• **What needs to be done**
Go through the lines below. Copy those with "text".

• **The records**
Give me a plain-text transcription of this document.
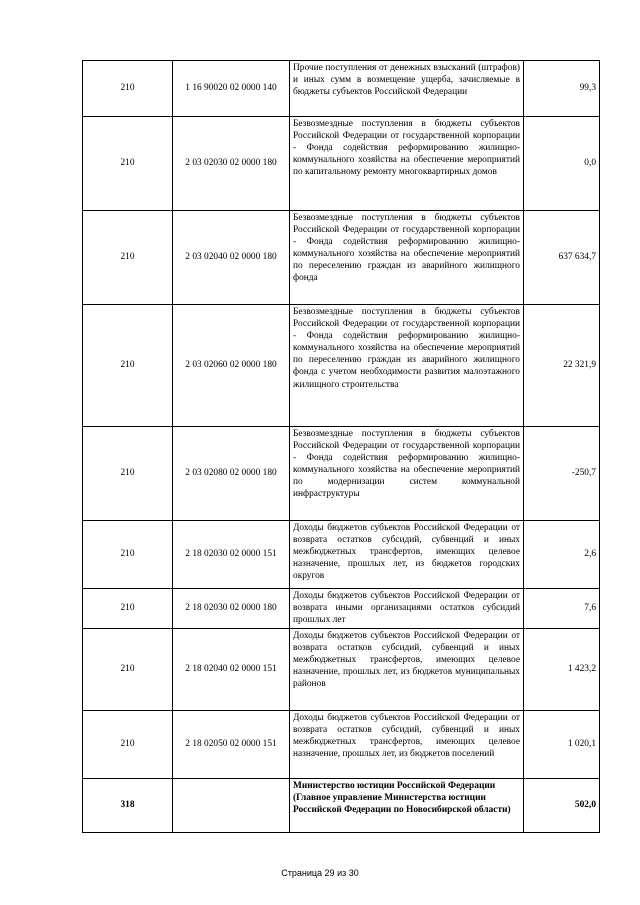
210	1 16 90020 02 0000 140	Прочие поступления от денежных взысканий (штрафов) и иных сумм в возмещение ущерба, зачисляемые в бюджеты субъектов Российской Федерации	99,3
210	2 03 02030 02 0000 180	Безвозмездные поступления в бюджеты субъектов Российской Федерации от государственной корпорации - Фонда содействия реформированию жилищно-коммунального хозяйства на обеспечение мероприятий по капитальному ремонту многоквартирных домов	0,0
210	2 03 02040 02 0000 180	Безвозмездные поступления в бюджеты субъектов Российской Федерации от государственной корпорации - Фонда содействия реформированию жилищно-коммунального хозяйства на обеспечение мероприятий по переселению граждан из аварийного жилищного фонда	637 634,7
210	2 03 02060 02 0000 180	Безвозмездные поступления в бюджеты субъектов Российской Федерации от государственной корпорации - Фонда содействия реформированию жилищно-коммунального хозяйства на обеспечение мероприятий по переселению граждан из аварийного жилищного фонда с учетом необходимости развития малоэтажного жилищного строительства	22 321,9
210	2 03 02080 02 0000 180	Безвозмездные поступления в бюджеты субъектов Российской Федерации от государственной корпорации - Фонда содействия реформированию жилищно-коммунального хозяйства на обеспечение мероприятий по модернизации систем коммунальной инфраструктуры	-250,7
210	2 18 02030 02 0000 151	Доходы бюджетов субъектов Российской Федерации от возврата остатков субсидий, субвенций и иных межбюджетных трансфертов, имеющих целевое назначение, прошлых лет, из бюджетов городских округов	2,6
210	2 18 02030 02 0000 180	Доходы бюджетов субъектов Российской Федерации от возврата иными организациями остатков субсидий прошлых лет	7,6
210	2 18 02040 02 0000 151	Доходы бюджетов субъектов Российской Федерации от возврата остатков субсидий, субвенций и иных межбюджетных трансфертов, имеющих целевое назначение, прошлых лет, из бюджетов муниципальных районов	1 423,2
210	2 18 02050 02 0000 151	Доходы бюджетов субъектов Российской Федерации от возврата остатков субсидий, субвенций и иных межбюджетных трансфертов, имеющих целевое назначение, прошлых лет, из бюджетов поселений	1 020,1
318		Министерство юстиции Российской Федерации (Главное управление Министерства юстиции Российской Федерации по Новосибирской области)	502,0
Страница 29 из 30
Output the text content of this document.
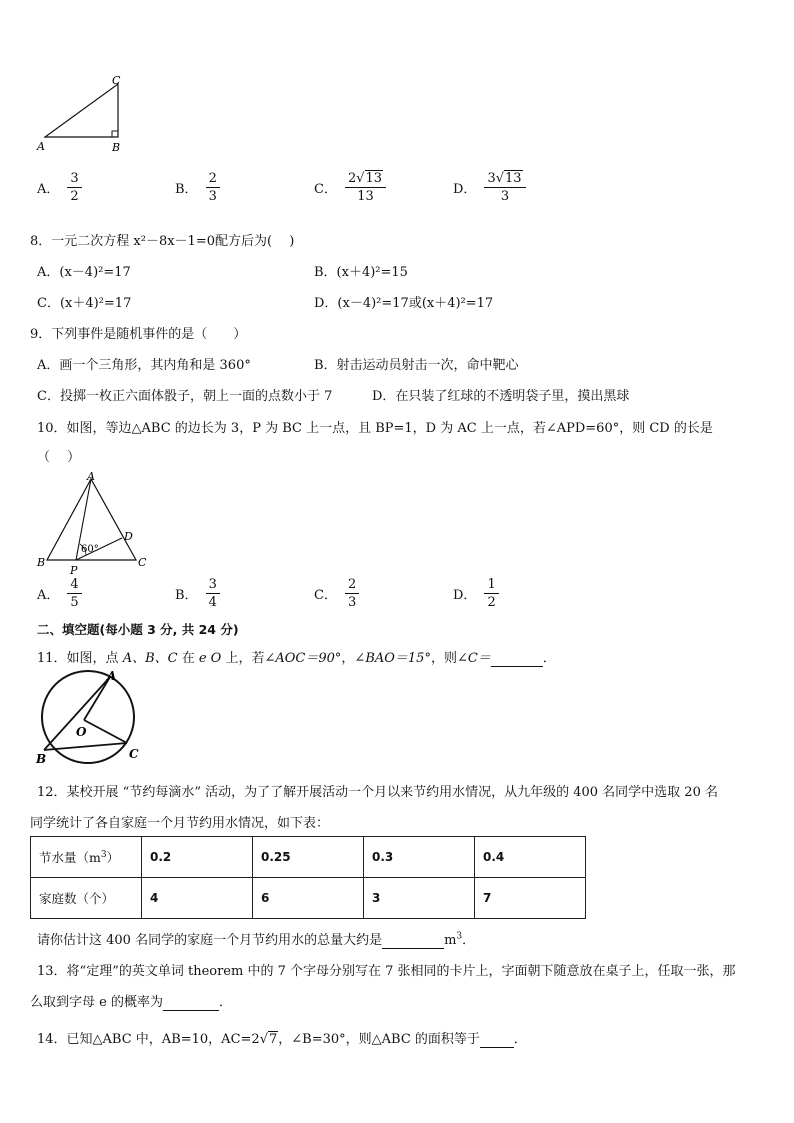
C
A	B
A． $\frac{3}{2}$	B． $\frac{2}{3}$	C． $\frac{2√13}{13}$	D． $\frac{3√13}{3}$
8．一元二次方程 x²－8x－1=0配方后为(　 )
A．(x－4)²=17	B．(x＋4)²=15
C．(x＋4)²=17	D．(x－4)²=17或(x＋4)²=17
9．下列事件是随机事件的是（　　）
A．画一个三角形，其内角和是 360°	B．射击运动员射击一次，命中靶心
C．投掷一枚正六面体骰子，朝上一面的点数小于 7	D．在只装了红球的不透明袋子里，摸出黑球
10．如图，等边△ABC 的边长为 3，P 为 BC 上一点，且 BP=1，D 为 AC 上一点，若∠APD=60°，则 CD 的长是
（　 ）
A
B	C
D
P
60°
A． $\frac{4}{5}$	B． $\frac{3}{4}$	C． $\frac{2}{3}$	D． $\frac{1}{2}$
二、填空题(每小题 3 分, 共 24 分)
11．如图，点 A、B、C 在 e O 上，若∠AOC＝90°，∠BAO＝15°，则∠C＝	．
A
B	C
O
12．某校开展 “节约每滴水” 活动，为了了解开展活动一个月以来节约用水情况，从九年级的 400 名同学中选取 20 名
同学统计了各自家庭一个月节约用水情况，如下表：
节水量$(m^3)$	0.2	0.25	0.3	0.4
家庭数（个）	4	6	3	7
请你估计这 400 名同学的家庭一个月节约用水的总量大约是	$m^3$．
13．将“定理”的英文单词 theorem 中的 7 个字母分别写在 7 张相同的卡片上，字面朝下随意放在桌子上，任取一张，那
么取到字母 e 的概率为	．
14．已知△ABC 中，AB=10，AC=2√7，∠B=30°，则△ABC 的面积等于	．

• **Finished exercise**
Give me a plain-text transcription of this document.
Output the text content of this document.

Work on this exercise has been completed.